Of the lines below, count those containing the word "Cointegration". Reply with the number alone.

--- start ENTRIES SUPPLIED ---

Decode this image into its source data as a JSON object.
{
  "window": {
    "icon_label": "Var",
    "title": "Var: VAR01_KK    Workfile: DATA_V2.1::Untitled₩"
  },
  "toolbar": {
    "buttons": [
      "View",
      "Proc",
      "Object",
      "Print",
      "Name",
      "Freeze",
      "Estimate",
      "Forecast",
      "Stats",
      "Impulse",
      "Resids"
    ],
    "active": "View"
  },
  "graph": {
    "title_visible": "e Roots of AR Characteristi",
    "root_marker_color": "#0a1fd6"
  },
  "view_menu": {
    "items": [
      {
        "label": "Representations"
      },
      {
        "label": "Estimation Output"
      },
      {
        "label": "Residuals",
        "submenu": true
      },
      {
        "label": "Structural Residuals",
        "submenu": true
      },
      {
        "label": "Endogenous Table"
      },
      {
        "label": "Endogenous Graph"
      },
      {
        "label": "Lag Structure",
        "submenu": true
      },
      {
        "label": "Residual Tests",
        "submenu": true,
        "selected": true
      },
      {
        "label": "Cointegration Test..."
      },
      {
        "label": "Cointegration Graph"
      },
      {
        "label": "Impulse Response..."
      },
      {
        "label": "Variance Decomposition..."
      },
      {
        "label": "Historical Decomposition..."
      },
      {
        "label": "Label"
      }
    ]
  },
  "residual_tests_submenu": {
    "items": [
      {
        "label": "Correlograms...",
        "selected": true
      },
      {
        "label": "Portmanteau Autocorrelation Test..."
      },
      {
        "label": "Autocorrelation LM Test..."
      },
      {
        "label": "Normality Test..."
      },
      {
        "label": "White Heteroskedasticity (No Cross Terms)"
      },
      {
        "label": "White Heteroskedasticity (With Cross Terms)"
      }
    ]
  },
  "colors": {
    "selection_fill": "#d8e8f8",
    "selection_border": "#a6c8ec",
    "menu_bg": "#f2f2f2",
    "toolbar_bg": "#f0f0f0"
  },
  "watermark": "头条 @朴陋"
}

--- end ENTRIES SUPPLIED ---

- EXERCISE ANSWER
2